<<<<

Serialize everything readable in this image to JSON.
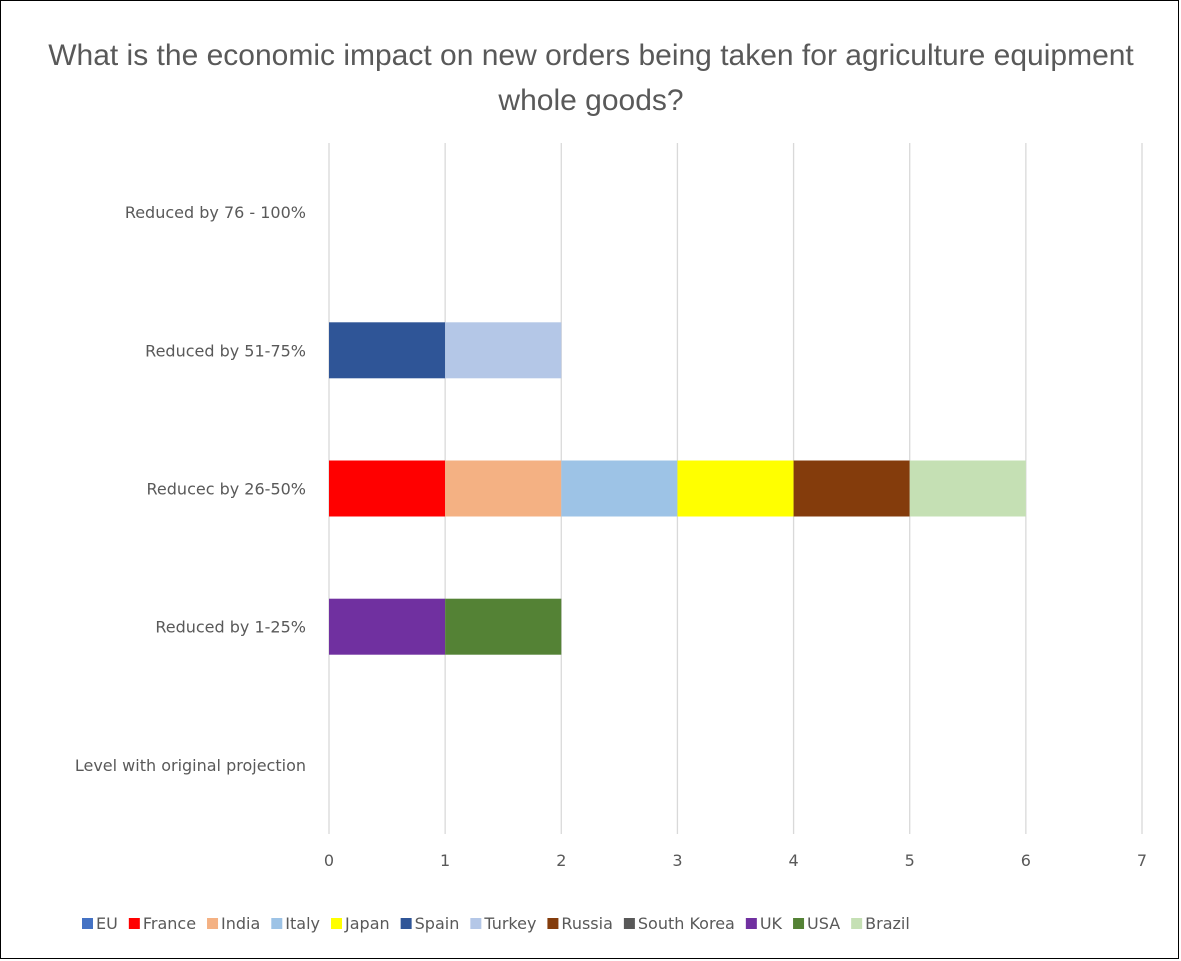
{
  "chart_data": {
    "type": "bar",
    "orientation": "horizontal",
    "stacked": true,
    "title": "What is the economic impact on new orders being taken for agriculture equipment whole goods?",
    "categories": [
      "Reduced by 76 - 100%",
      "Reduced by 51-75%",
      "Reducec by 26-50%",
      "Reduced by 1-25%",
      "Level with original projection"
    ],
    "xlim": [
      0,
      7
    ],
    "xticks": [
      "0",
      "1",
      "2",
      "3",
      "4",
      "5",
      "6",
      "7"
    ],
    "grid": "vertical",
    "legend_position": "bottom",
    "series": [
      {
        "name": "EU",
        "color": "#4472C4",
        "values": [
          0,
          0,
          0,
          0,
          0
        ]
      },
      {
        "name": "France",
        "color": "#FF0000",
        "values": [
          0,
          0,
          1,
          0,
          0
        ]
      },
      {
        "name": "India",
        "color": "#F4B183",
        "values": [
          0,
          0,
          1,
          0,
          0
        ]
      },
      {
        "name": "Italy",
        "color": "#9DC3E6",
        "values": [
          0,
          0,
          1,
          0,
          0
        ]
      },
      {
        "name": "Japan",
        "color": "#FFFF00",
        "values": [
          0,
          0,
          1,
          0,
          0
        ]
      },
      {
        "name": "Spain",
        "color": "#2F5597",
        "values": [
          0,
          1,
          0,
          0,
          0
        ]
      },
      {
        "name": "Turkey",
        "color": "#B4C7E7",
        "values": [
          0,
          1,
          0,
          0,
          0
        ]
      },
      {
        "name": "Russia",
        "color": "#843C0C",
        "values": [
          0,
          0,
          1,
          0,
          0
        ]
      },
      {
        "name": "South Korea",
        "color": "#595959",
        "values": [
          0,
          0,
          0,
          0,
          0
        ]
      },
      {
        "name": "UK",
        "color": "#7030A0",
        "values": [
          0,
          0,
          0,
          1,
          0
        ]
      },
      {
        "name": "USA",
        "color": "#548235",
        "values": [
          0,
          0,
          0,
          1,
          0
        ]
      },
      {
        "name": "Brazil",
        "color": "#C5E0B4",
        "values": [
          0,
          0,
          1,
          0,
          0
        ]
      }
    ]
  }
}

>>>>
<<<<

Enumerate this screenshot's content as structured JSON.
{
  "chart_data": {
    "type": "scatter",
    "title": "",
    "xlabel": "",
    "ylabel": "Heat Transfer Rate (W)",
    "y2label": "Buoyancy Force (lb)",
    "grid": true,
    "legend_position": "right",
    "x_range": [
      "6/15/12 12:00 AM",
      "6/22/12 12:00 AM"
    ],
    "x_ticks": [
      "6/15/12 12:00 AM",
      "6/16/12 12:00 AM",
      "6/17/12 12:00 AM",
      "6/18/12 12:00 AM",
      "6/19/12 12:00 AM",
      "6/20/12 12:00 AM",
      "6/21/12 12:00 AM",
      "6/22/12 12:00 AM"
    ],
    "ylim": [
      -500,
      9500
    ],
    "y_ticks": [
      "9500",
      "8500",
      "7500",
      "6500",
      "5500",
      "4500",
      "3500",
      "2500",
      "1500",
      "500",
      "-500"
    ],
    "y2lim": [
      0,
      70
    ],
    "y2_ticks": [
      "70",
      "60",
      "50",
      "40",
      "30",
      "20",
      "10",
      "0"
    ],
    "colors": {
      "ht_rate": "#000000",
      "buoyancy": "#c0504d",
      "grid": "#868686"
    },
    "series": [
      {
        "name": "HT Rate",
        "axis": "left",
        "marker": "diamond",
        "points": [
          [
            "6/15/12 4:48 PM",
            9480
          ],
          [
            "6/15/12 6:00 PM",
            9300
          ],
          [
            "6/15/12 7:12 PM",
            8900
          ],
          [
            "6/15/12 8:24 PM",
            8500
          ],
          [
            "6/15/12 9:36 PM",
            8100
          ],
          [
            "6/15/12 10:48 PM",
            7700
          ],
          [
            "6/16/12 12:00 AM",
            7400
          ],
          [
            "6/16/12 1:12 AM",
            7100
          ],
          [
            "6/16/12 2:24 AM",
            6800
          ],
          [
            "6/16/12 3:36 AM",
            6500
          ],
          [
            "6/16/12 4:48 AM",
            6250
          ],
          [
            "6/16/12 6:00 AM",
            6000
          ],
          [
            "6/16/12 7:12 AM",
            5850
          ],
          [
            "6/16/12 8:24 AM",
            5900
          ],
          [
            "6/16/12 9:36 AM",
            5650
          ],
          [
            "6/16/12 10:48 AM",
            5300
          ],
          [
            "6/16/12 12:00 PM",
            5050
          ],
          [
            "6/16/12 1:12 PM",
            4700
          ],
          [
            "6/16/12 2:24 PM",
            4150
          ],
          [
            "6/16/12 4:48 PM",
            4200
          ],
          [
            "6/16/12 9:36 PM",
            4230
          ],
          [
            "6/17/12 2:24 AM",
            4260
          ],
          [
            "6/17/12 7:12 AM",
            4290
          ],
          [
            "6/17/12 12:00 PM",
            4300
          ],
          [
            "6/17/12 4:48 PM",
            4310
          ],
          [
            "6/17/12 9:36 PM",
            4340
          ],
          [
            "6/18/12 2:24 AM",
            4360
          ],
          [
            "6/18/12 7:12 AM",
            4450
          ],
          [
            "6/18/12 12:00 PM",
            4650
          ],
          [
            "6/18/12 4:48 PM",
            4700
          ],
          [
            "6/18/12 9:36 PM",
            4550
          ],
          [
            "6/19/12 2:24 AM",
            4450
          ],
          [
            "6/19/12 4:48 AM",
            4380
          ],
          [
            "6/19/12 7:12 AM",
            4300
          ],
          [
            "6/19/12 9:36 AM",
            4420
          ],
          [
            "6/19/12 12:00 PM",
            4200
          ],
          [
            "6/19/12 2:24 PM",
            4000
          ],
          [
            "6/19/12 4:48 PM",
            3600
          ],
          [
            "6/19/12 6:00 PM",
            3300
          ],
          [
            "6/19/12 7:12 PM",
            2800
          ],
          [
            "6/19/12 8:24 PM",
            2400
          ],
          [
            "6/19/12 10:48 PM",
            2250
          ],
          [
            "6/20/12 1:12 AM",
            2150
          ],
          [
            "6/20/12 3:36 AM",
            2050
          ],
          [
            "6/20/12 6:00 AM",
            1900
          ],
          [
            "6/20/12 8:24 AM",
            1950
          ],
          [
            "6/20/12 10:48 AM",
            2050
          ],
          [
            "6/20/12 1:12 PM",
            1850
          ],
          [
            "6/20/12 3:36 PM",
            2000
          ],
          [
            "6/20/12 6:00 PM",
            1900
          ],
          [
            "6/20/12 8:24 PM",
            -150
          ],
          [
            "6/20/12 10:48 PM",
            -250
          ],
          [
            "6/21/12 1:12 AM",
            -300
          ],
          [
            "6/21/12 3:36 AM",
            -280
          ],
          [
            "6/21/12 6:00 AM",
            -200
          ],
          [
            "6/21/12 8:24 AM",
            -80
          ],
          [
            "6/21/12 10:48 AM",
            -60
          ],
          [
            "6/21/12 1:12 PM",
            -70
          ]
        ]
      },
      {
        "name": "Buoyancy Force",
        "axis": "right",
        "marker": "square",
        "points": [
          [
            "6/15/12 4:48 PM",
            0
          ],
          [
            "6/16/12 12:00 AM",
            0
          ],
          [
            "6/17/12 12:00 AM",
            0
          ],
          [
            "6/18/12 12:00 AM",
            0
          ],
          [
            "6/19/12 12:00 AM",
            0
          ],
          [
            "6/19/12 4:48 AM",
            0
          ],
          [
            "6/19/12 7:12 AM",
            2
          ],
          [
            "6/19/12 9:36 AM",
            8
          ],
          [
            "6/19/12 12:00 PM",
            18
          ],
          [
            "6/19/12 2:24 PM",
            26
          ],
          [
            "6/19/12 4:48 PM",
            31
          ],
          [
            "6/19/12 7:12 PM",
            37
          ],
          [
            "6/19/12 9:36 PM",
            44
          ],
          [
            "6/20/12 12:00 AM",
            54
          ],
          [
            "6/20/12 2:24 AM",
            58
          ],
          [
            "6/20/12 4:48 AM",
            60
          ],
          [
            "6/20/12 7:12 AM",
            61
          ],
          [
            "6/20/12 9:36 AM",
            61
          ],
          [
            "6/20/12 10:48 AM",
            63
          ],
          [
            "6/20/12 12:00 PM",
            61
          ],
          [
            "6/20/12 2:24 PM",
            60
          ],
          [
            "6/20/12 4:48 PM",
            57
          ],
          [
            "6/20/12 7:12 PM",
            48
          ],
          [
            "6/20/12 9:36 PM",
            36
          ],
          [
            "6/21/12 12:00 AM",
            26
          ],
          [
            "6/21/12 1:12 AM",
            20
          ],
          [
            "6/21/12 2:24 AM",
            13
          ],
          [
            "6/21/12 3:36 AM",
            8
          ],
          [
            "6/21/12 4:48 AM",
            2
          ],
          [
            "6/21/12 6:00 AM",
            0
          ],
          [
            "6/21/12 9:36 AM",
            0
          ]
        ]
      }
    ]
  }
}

>>>>

## [Directions for this task]
Some lines of the records may hold the word "grid". How many do? Answer with a number and nothing else.

## [Correct answer]
3